Records from a collection
_ _ _ _
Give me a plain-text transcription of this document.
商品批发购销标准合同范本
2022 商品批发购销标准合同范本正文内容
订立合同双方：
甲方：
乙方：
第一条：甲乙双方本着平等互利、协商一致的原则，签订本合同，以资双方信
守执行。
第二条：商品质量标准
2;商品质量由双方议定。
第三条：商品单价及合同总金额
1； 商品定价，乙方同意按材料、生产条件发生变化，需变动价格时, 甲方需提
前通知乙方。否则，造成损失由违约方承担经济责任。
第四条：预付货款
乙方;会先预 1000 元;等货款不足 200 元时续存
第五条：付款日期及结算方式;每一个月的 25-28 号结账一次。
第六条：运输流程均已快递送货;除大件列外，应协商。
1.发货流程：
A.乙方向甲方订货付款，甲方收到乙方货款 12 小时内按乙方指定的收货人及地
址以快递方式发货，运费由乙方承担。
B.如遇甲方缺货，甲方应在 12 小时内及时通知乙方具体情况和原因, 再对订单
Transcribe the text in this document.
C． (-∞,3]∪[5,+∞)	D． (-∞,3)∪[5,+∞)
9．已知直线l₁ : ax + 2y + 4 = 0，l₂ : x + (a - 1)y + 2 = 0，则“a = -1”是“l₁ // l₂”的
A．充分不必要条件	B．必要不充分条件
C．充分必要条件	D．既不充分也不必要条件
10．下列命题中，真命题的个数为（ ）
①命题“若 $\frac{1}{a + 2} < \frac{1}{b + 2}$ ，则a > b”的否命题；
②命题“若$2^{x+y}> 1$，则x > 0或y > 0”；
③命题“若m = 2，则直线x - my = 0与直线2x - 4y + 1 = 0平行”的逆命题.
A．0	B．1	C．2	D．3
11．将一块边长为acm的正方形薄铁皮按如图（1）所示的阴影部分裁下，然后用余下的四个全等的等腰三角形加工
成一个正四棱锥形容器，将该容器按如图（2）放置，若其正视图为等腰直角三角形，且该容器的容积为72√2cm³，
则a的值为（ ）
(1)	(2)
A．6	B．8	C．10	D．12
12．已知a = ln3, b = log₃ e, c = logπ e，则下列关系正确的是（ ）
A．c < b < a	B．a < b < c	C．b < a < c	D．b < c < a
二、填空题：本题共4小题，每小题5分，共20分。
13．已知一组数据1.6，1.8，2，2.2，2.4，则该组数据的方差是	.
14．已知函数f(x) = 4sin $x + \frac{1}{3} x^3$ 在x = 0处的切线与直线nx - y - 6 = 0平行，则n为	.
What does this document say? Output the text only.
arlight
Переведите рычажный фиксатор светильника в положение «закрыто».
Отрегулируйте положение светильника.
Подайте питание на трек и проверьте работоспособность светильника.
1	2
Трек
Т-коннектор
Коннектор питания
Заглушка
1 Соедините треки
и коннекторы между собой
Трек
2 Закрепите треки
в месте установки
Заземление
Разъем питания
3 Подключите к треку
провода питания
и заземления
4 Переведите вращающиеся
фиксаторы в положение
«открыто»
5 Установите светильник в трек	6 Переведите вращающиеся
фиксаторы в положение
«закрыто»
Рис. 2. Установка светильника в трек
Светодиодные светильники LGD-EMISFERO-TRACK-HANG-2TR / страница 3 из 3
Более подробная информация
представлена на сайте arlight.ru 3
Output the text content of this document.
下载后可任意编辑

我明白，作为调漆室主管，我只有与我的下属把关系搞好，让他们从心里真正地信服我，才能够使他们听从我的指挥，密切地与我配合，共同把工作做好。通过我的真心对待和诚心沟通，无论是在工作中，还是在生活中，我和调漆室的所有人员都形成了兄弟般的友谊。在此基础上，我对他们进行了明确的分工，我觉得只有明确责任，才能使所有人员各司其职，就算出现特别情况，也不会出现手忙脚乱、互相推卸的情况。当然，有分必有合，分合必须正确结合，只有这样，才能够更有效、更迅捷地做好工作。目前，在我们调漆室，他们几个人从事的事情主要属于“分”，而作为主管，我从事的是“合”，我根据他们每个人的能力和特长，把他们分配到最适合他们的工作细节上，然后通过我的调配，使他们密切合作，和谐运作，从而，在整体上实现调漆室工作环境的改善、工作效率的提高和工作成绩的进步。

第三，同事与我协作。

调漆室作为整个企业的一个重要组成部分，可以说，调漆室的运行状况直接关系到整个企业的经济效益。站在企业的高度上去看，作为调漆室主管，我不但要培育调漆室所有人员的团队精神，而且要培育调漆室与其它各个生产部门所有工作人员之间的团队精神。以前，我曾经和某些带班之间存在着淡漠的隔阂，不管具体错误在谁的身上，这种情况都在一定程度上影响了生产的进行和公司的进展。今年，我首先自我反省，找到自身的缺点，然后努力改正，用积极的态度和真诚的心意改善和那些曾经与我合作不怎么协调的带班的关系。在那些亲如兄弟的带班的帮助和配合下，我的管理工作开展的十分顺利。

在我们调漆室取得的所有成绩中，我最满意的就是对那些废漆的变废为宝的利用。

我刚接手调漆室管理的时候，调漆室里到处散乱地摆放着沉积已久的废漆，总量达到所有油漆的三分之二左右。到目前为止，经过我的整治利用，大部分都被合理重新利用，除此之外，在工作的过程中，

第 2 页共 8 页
_ _ _ _
THE REQUEST | Your task is to repeat the data exactly, with nothing left out.

THE RESPONSE |
Give me a plain-text transcription of this document.
商品批发购销标准合同范本
2022 商品批发购销标准合同范本正文内容
订立合同双方：
甲方：
乙方：
第一条：甲乙双方本着平等互利、协商一致的原则，签订本合同，以资双方信
守执行。
第二条：商品质量标准
2;商品质量由双方议定。
第三条：商品单价及合同总金额
1； 商品定价，乙方同意按材料、生产条件发生变化，需变动价格时, 甲方需提
前通知乙方。否则，造成损失由违约方承担经济责任。
第四条：预付货款
乙方;会先预 1000 元;等货款不足 200 元时续存
第五条：付款日期及结算方式;每一个月的 25-28 号结账一次。
第六条：运输流程均已快递送货;除大件列外，应协商。
1.发货流程：
A.乙方向甲方订货付款，甲方收到乙方货款 12 小时内按乙方指定的收货人及地
址以快递方式发货，运费由乙方承担。
B.如遇甲方缺货，甲方应在 12 小时内及时通知乙方具体情况和原因, 再对订单
Transcribe the text in this document.
C． (-∞,3]∪[5,+∞)	D． (-∞,3)∪[5,+∞)
9．已知直线l₁ : ax + 2y + 4 = 0，l₂ : x + (a - 1)y + 2 = 0，则“a = -1”是“l₁ // l₂”的
A．充分不必要条件	B．必要不充分条件
C．充分必要条件	D．既不充分也不必要条件
10．下列命题中，真命题的个数为（ ）
①命题“若 $\frac{1}{a + 2} < \frac{1}{b + 2}$ ，则a > b”的否命题；
②命题“若$2^{x+y}> 1$，则x > 0或y > 0”；
③命题“若m = 2，则直线x - my = 0与直线2x - 4y + 1 = 0平行”的逆命题.
A．0	B．1	C．2	D．3
11．将一块边长为acm的正方形薄铁皮按如图（1）所示的阴影部分裁下，然后用余下的四个全等的等腰三角形加工
成一个正四棱锥形容器，将该容器按如图（2）放置，若其正视图为等腰直角三角形，且该容器的容积为72√2cm³，
则a的值为（ ）
(1)	(2)
A．6	B．8	C．10	D．12
12．已知a = ln3, b = log₃ e, c = logπ e，则下列关系正确的是（ ）
A．c < b < a	B．a < b < c	C．b < a < c	D．b < c < a
二、填空题：本题共4小题，每小题5分，共20分。
13．已知一组数据1.6，1.8，2，2.2，2.4，则该组数据的方差是	.
14．已知函数f(x) = 4sin $x + \frac{1}{3} x^3$ 在x = 0处的切线与直线nx - y - 6 = 0平行，则n为	.
What does this document say? Output the text only.
arlight
Переведите рычажный фиксатор светильника в положение «закрыто».
Отрегулируйте положение светильника.
Подайте питание на трек и проверьте работоспособность светильника.
1	2
Трек
Т-коннектор
Коннектор питания
Заглушка
1 Соедините треки
и коннекторы между собой
Трек
2 Закрепите треки
в месте установки
Заземление
Разъем питания
3 Подключите к треку
провода питания
и заземления
4 Переведите вращающиеся
фиксаторы в положение
«открыто»
5 Установите светильник в трек	6 Переведите вращающиеся
фиксаторы в положение
«закрыто»
Рис. 2. Установка светильника в трек
Светодиодные светильники LGD-EMISFERO-TRACK-HANG-2TR / страница 3 из 3
Более подробная информация
представлена на сайте arlight.ru 3
Output the text content of this document.
下载后可任意编辑

我明白，作为调漆室主管，我只有与我的下属把关系搞好，让他们从心里真正地信服我，才能够使他们听从我的指挥，密切地与我配合，共同把工作做好。通过我的真心对待和诚心沟通，无论是在工作中，还是在生活中，我和调漆室的所有人员都形成了兄弟般的友谊。在此基础上，我对他们进行了明确的分工，我觉得只有明确责任，才能使所有人员各司其职，就算出现特别情况，也不会出现手忙脚乱、互相推卸的情况。当然，有分必有合，分合必须正确结合，只有这样，才能够更有效、更迅捷地做好工作。目前，在我们调漆室，他们几个人从事的事情主要属于“分”，而作为主管，我从事的是“合”，我根据他们每个人的能力和特长，把他们分配到最适合他们的工作细节上，然后通过我的调配，使他们密切合作，和谐运作，从而，在整体上实现调漆室工作环境的改善、工作效率的提高和工作成绩的进步。

第三，同事与我协作。

调漆室作为整个企业的一个重要组成部分，可以说，调漆室的运行状况直接关系到整个企业的经济效益。站在企业的高度上去看，作为调漆室主管，我不但要培育调漆室所有人员的团队精神，而且要培育调漆室与其它各个生产部门所有工作人员之间的团队精神。以前，我曾经和某些带班之间存在着淡漠的隔阂，不管具体错误在谁的身上，这种情况都在一定程度上影响了生产的进行和公司的进展。今年，我首先自我反省，找到自身的缺点，然后努力改正，用积极的态度和真诚的心意改善和那些曾经与我合作不怎么协调的带班的关系。在那些亲如兄弟的带班的帮助和配合下，我的管理工作开展的十分顺利。

在我们调漆室取得的所有成绩中，我最满意的就是对那些废漆的变废为宝的利用。

我刚接手调漆室管理的时候，调漆室里到处散乱地摆放着沉积已久的废漆，总量达到所有油漆的三分之二左右。到目前为止，经过我的整治利用，大部分都被合理重新利用，除此之外，在工作的过程中，

第 2 页共 8 页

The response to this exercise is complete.